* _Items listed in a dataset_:

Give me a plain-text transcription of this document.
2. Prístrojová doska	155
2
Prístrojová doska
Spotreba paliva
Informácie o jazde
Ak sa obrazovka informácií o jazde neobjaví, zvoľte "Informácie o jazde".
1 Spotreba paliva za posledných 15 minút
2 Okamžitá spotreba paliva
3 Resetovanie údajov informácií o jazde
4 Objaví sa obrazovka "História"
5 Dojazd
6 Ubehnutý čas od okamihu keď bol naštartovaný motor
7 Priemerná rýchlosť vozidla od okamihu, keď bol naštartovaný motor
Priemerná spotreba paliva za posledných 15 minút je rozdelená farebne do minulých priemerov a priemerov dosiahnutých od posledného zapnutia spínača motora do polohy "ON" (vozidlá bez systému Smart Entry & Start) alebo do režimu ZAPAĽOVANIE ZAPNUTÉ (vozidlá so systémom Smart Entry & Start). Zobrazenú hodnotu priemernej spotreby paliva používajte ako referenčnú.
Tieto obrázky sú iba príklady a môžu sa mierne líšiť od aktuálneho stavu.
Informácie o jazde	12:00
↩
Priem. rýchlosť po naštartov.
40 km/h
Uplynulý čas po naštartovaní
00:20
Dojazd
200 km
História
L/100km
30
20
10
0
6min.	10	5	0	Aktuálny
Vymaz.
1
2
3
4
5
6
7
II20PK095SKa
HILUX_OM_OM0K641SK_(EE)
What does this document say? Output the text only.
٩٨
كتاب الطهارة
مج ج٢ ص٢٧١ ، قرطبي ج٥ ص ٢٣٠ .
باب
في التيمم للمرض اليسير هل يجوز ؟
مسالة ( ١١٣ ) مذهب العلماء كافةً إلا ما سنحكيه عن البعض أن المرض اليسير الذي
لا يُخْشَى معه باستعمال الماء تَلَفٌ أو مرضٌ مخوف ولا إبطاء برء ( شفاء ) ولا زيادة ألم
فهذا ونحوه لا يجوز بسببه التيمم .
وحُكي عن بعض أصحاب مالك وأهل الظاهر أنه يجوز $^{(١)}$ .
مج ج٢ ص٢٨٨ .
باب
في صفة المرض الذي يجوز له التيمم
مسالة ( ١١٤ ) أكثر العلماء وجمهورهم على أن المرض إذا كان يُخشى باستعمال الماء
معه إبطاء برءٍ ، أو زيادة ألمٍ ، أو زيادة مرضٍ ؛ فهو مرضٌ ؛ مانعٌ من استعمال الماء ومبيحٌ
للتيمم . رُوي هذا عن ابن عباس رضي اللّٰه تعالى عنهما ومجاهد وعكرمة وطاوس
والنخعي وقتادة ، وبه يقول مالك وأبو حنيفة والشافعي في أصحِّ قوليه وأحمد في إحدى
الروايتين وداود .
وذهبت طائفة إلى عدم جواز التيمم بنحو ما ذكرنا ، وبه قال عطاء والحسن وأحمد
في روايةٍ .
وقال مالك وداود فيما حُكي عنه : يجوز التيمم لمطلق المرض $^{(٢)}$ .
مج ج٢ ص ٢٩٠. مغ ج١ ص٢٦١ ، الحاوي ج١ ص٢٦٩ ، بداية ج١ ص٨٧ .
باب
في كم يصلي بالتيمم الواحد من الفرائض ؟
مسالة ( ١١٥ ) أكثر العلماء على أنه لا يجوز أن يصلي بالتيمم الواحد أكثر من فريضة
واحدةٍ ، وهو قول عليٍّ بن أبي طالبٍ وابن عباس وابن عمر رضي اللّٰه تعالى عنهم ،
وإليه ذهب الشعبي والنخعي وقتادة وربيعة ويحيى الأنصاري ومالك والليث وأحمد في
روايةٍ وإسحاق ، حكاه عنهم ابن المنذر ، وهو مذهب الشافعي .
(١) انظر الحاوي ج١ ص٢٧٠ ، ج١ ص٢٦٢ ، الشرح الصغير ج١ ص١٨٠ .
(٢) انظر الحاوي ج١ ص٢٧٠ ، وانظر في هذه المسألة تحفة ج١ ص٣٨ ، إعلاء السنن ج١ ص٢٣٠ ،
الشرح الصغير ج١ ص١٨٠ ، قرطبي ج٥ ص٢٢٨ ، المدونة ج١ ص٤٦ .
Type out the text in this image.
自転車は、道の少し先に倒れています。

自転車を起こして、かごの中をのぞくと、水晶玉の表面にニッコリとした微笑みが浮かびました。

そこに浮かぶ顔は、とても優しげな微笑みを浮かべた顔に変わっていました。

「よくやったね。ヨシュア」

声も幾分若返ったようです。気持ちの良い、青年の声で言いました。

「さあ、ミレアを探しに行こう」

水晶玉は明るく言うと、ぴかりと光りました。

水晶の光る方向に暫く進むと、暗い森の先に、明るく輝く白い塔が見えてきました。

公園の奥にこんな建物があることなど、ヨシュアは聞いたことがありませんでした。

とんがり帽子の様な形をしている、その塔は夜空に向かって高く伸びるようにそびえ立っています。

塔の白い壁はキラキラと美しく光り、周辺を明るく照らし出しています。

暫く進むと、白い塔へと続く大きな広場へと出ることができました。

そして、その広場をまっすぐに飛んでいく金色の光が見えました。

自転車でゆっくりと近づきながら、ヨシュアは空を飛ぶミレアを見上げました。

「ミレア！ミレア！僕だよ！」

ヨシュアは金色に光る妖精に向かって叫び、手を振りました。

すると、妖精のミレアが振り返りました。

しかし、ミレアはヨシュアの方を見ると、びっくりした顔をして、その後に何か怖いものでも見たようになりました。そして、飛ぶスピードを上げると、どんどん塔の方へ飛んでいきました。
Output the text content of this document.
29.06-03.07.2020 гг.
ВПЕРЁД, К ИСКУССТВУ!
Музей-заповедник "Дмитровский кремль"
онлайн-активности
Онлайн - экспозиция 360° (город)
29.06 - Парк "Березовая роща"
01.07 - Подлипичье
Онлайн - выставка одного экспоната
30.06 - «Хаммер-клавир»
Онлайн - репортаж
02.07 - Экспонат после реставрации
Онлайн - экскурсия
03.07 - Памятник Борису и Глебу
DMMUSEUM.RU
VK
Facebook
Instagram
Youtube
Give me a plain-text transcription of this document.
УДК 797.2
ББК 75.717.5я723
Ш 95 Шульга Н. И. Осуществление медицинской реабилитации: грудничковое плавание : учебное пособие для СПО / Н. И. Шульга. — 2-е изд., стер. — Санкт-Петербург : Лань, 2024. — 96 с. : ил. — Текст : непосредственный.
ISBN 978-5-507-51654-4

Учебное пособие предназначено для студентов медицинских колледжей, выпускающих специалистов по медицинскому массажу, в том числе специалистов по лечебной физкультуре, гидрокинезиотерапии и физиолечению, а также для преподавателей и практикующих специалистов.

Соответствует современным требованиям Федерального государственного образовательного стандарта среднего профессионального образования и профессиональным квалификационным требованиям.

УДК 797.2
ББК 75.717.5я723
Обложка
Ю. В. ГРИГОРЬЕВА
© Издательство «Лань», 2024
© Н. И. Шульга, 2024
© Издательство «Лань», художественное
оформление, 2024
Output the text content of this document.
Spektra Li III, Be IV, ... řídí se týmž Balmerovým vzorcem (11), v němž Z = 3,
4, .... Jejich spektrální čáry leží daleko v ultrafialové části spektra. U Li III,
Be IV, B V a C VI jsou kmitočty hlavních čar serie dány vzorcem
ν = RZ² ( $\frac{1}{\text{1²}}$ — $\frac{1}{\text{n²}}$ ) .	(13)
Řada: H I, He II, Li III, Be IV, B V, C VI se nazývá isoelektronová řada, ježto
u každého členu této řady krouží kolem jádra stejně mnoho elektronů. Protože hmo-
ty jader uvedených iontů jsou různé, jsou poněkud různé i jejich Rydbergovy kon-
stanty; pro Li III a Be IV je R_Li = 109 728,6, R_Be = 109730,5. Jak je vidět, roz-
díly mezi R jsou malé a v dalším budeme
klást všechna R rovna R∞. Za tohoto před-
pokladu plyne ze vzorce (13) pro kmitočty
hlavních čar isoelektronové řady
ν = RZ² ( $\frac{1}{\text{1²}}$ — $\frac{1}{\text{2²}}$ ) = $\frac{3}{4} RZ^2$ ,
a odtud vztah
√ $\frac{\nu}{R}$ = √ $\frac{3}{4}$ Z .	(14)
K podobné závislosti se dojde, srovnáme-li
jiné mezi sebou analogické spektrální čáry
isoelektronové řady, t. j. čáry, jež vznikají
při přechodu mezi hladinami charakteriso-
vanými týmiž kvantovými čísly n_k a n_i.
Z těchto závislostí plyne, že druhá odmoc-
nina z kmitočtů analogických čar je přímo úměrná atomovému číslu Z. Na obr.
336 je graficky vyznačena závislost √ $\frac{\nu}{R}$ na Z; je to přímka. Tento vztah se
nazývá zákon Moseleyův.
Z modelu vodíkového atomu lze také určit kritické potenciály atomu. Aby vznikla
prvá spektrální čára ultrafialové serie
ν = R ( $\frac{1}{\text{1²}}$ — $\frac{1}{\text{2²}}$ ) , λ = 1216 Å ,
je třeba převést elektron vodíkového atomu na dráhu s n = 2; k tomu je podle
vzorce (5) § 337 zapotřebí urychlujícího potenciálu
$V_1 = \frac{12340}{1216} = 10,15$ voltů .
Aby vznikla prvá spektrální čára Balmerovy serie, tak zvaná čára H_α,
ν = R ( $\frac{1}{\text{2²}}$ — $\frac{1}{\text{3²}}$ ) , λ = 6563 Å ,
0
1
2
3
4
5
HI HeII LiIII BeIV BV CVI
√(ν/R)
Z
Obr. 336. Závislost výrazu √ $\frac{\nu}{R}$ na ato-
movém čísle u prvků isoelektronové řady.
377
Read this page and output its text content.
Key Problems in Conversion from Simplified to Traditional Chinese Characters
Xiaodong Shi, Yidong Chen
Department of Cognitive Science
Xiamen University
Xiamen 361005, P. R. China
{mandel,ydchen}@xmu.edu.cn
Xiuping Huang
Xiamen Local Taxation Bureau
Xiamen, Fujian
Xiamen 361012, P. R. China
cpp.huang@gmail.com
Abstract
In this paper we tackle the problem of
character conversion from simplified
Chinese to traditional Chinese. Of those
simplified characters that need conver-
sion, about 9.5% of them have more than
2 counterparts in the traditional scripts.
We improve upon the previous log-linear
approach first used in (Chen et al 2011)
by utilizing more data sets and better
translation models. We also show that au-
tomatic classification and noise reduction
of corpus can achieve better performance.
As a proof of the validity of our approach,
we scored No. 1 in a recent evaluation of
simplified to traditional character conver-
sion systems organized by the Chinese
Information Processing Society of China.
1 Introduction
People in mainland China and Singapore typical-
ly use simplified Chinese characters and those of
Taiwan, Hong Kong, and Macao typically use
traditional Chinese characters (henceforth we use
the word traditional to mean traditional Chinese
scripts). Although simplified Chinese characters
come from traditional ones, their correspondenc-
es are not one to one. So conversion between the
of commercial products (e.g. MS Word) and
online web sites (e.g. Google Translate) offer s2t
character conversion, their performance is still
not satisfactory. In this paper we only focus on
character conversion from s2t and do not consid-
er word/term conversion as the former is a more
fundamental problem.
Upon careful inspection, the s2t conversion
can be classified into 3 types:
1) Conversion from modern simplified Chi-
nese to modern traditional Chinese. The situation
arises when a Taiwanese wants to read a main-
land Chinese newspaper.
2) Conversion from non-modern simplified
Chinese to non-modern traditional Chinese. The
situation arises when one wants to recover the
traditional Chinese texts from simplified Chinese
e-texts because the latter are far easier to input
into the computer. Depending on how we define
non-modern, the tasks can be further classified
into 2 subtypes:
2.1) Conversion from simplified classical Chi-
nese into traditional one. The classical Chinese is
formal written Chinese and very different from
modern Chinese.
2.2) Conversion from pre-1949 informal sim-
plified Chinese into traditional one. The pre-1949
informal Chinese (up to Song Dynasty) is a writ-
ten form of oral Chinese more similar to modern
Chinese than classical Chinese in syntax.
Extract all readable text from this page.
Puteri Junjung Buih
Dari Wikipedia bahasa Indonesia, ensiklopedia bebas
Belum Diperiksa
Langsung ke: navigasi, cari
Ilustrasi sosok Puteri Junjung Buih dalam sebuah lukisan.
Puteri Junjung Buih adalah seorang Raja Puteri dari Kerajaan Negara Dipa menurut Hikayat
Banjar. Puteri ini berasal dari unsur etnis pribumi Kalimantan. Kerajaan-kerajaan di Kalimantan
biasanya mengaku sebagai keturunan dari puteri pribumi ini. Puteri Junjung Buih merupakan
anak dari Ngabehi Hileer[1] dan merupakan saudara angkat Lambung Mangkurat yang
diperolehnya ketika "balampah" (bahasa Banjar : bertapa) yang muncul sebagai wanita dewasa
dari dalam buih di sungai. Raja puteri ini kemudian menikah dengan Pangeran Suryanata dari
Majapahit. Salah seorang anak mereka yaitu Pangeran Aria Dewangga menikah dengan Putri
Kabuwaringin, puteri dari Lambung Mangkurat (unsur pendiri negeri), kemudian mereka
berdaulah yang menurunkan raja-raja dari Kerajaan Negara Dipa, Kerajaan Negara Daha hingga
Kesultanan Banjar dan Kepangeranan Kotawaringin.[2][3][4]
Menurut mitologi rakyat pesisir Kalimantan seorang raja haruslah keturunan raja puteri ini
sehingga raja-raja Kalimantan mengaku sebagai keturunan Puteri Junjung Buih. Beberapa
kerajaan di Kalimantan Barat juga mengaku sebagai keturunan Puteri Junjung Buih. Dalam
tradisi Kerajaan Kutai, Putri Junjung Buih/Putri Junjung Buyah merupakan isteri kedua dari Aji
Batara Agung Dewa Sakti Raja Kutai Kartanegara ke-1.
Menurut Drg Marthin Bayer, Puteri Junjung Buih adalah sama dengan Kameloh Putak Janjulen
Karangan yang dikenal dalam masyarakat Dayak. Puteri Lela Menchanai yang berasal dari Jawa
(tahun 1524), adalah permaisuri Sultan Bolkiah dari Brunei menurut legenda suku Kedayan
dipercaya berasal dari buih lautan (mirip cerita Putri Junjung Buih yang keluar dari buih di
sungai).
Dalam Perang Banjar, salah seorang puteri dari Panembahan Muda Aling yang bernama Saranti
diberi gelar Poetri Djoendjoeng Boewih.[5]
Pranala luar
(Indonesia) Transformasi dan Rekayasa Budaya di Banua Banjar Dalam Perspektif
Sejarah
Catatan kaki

* _Task directions_:
Each line that holds the word "texts" is to be copied.

* _Full solution_:
traditional Chinese texts from simplified Chinese
e-texts because the latter are far easier to input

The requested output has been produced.